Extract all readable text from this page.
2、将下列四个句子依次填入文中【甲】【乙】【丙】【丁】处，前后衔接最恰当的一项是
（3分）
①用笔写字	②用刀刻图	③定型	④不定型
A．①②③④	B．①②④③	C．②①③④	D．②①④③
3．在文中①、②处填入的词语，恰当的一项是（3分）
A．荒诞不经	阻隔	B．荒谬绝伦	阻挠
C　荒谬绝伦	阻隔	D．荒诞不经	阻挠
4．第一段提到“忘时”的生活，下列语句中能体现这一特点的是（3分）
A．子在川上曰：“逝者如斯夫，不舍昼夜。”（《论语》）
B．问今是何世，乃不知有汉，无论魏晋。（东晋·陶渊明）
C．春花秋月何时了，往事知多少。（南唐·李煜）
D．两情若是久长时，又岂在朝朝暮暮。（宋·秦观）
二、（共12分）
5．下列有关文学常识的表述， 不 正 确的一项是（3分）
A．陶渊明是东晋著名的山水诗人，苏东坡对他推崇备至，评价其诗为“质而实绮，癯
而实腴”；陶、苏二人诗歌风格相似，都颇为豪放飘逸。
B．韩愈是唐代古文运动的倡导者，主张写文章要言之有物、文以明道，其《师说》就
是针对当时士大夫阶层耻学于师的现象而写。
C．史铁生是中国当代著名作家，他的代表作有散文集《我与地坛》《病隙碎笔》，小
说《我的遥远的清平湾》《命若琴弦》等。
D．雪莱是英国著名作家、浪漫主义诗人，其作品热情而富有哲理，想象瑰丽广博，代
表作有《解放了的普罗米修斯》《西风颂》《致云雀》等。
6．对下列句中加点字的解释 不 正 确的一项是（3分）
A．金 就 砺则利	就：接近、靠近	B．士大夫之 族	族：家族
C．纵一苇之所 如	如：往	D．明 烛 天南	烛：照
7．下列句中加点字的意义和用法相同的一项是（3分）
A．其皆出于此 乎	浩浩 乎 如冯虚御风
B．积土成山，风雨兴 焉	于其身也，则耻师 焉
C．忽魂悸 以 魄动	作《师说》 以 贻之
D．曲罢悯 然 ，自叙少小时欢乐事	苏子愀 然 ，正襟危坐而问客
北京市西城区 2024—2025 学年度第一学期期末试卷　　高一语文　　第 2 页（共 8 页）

* WHAT NEEDS TO BE DONE:
Please give back all of the records exactly as written.

* EXPECTED OUTPUT:
Extract all readable text from this page.
2、将下列四个句子依次填入文中【甲】【乙】【丙】【丁】处，前后衔接最恰当的一项是
（3分）
①用笔写字	②用刀刻图	③定型	④不定型
A．①②③④	B．①②④③	C．②①③④	D．②①④③
3．在文中①、②处填入的词语，恰当的一项是（3分）
A．荒诞不经	阻隔	B．荒谬绝伦	阻挠
C　荒谬绝伦	阻隔	D．荒诞不经	阻挠
4．第一段提到“忘时”的生活，下列语句中能体现这一特点的是（3分）
A．子在川上曰：“逝者如斯夫，不舍昼夜。”（《论语》）
B．问今是何世，乃不知有汉，无论魏晋。（东晋·陶渊明）
C．春花秋月何时了，往事知多少。（南唐·李煜）
D．两情若是久长时，又岂在朝朝暮暮。（宋·秦观）
二、（共12分）
5．下列有关文学常识的表述， 不 正 确的一项是（3分）
A．陶渊明是东晋著名的山水诗人，苏东坡对他推崇备至，评价其诗为“质而实绮，癯
而实腴”；陶、苏二人诗歌风格相似，都颇为豪放飘逸。
B．韩愈是唐代古文运动的倡导者，主张写文章要言之有物、文以明道，其《师说》就
是针对当时士大夫阶层耻学于师的现象而写。
C．史铁生是中国当代著名作家，他的代表作有散文集《我与地坛》《病隙碎笔》，小
说《我的遥远的清平湾》《命若琴弦》等。
D．雪莱是英国著名作家、浪漫主义诗人，其作品热情而富有哲理，想象瑰丽广博，代
表作有《解放了的普罗米修斯》《西风颂》《致云雀》等。
6．对下列句中加点字的解释 不 正 确的一项是（3分）
A．金 就 砺则利	就：接近、靠近	B．士大夫之 族	族：家族
C．纵一苇之所 如	如：往	D．明 烛 天南	烛：照
7．下列句中加点字的意义和用法相同的一项是（3分）
A．其皆出于此 乎	浩浩 乎 如冯虚御风
B．积土成山，风雨兴 焉	于其身也，则耻师 焉
C．忽魂悸 以 魄动	作《师说》 以 贻之
D．曲罢悯 然 ，自叙少小时欢乐事	苏子愀 然 ，正襟危坐而问客
北京市西城区 2024—2025 学年度第一学期期末试卷　　高一语文　　第 2 页（共 8 页）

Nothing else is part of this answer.